(Items listed in a dataset)
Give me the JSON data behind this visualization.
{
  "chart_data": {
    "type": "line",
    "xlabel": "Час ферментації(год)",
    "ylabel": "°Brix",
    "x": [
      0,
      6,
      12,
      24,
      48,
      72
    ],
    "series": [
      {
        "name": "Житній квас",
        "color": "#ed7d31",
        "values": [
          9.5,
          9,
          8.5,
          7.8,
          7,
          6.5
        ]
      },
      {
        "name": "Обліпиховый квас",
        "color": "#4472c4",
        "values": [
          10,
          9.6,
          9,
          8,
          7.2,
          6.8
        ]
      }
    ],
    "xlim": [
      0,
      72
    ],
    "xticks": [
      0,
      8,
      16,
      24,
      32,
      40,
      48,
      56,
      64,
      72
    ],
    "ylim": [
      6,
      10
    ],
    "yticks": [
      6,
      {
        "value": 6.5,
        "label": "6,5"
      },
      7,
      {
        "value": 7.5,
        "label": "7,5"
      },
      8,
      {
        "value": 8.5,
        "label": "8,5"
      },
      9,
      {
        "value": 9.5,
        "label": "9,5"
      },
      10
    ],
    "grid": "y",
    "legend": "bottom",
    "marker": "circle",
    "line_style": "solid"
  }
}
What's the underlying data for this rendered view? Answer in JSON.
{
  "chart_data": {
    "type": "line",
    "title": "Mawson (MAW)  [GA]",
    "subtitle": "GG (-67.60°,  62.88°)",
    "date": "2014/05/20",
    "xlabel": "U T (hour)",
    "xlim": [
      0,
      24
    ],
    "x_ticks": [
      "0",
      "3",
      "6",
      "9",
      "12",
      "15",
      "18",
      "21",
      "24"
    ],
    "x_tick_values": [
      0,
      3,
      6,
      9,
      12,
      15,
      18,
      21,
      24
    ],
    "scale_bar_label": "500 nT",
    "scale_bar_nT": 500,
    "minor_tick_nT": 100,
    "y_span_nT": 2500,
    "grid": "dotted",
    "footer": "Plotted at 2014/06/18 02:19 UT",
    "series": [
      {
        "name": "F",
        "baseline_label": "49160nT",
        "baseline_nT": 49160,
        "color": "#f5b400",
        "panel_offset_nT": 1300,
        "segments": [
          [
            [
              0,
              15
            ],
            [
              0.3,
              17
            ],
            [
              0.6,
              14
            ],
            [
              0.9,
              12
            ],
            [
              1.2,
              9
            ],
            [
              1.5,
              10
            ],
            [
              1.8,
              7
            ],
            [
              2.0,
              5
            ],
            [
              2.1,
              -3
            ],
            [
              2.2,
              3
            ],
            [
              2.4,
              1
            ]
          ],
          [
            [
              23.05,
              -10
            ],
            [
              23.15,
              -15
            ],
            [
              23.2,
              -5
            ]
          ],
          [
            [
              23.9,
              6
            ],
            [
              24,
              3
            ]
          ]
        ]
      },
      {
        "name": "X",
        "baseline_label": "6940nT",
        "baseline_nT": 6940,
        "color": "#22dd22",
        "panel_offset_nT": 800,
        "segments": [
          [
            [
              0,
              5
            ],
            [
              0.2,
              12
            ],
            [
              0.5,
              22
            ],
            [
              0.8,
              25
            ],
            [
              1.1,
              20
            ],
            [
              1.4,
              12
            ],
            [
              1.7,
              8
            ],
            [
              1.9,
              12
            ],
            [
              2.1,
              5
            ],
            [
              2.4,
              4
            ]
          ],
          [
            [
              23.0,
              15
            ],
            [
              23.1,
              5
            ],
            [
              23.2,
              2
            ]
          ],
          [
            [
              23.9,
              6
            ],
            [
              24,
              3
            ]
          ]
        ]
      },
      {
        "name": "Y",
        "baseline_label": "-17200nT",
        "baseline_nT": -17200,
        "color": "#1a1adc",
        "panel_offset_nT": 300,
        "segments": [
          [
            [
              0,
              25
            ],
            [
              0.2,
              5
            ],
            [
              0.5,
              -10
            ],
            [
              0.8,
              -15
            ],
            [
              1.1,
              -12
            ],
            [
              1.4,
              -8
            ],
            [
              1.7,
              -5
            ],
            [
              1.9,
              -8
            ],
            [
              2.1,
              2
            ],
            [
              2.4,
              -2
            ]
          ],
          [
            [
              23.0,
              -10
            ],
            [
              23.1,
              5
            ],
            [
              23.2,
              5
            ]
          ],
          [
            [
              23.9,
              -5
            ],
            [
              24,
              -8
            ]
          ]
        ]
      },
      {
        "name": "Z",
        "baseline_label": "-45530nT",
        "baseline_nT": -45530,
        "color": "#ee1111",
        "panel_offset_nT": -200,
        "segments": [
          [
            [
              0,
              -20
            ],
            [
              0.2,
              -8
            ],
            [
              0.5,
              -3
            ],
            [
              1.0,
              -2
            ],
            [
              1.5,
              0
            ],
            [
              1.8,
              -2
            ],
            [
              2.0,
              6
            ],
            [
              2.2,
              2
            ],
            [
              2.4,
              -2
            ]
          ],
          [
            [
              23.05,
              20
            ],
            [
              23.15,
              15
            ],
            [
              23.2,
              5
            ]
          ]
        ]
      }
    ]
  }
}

- **Short task**
Your task is to retype all of the records exactly.

- **Task response**
Give me the JSON data behind this visualization.
{
  "chart_data": {
    "type": "line",
    "xlabel": "Час ферментації(год)",
    "ylabel": "°Brix",
    "x": [
      0,
      6,
      12,
      24,
      48,
      72
    ],
    "series": [
      {
        "name": "Житній квас",
        "color": "#ed7d31",
        "values": [
          9.5,
          9,
          8.5,
          7.8,
          7,
          6.5
        ]
      },
      {
        "name": "Обліпиховый квас",
        "color": "#4472c4",
        "values": [
          10,
          9.6,
          9,
          8,
          7.2,
          6.8
        ]
      }
    ],
    "xlim": [
      0,
      72
    ],
    "xticks": [
      0,
      8,
      16,
      24,
      32,
      40,
      48,
      56,
      64,
      72
    ],
    "ylim": [
      6,
      10
    ],
    "yticks": [
      6,
      {
        "value": 6.5,
        "label": "6,5"
      },
      7,
      {
        "value": 7.5,
        "label": "7,5"
      },
      8,
      {
        "value": 8.5,
        "label": "8,5"
      },
      9,
      {
        "value": 9.5,
        "label": "9,5"
      },
      10
    ],
    "grid": "y",
    "legend": "bottom",
    "marker": "circle",
    "line_style": "solid"
  }
}
What's the underlying data for this rendered view? Answer in JSON.
{
  "chart_data": {
    "type": "line",
    "title": "Mawson (MAW)  [GA]",
    "subtitle": "GG (-67.60°,  62.88°)",
    "date": "2014/05/20",
    "xlabel": "U T (hour)",
    "xlim": [
      0,
      24
    ],
    "x_ticks": [
      "0",
      "3",
      "6",
      "9",
      "12",
      "15",
      "18",
      "21",
      "24"
    ],
    "x_tick_values": [
      0,
      3,
      6,
      9,
      12,
      15,
      18,
      21,
      24
    ],
    "scale_bar_label": "500 nT",
    "scale_bar_nT": 500,
    "minor_tick_nT": 100,
    "y_span_nT": 2500,
    "grid": "dotted",
    "footer": "Plotted at 2014/06/18 02:19 UT",
    "series": [
      {
        "name": "F",
        "baseline_label": "49160nT",
        "baseline_nT": 49160,
        "color": "#f5b400",
        "panel_offset_nT": 1300,
        "segments": [
          [
            [
              0,
              15
            ],
            [
              0.3,
              17
            ],
            [
              0.6,
              14
            ],
            [
              0.9,
              12
            ],
            [
              1.2,
              9
            ],
            [
              1.5,
              10
            ],
            [
              1.8,
              7
            ],
            [
              2.0,
              5
            ],
            [
              2.1,
              -3
            ],
            [
              2.2,
              3
            ],
            [
              2.4,
              1
            ]
          ],
          [
            [
              23.05,
              -10
            ],
            [
              23.15,
              -15
            ],
            [
              23.2,
              -5
            ]
          ],
          [
            [
              23.9,
              6
            ],
            [
              24,
              3
            ]
          ]
        ]
      },
      {
        "name": "X",
        "baseline_label": "6940nT",
        "baseline_nT": 6940,
        "color": "#22dd22",
        "panel_offset_nT": 800,
        "segments": [
          [
            [
              0,
              5
            ],
            [
              0.2,
              12
            ],
            [
              0.5,
              22
            ],
            [
              0.8,
              25
            ],
            [
              1.1,
              20
            ],
            [
              1.4,
              12
            ],
            [
              1.7,
              8
            ],
            [
              1.9,
              12
            ],
            [
              2.1,
              5
            ],
            [
              2.4,
              4
            ]
          ],
          [
            [
              23.0,
              15
            ],
            [
              23.1,
              5
            ],
            [
              23.2,
              2
            ]
          ],
          [
            [
              23.9,
              6
            ],
            [
              24,
              3
            ]
          ]
        ]
      },
      {
        "name": "Y",
        "baseline_label": "-17200nT",
        "baseline_nT": -17200,
        "color": "#1a1adc",
        "panel_offset_nT": 300,
        "segments": [
          [
            [
              0,
              25
            ],
            [
              0.2,
              5
            ],
            [
              0.5,
              -10
            ],
            [
              0.8,
              -15
            ],
            [
              1.1,
              -12
            ],
            [
              1.4,
              -8
            ],
            [
              1.7,
              -5
            ],
            [
              1.9,
              -8
            ],
            [
              2.1,
              2
            ],
            [
              2.4,
              -2
            ]
          ],
          [
            [
              23.0,
              -10
            ],
            [
              23.1,
              5
            ],
            [
              23.2,
              5
            ]
          ],
          [
            [
              23.9,
              -5
            ],
            [
              24,
              -8
            ]
          ]
        ]
      },
      {
        "name": "Z",
        "baseline_label": "-45530nT",
        "baseline_nT": -45530,
        "color": "#ee1111",
        "panel_offset_nT": -200,
        "segments": [
          [
            [
              0,
              -20
            ],
            [
              0.2,
              -8
            ],
            [
              0.5,
              -3
            ],
            [
              1.0,
              -2
            ],
            [
              1.5,
              0
            ],
            [
              1.8,
              -2
            ],
            [
              2.0,
              6
            ],
            [
              2.2,
              2
            ],
            [
              2.4,
              -2
            ]
          ],
          [
            [
              23.05,
              20
            ],
            [
              23.15,
              15
            ],
            [
              23.2,
              5
            ]
          ]
        ]
      }
    ]
  }
}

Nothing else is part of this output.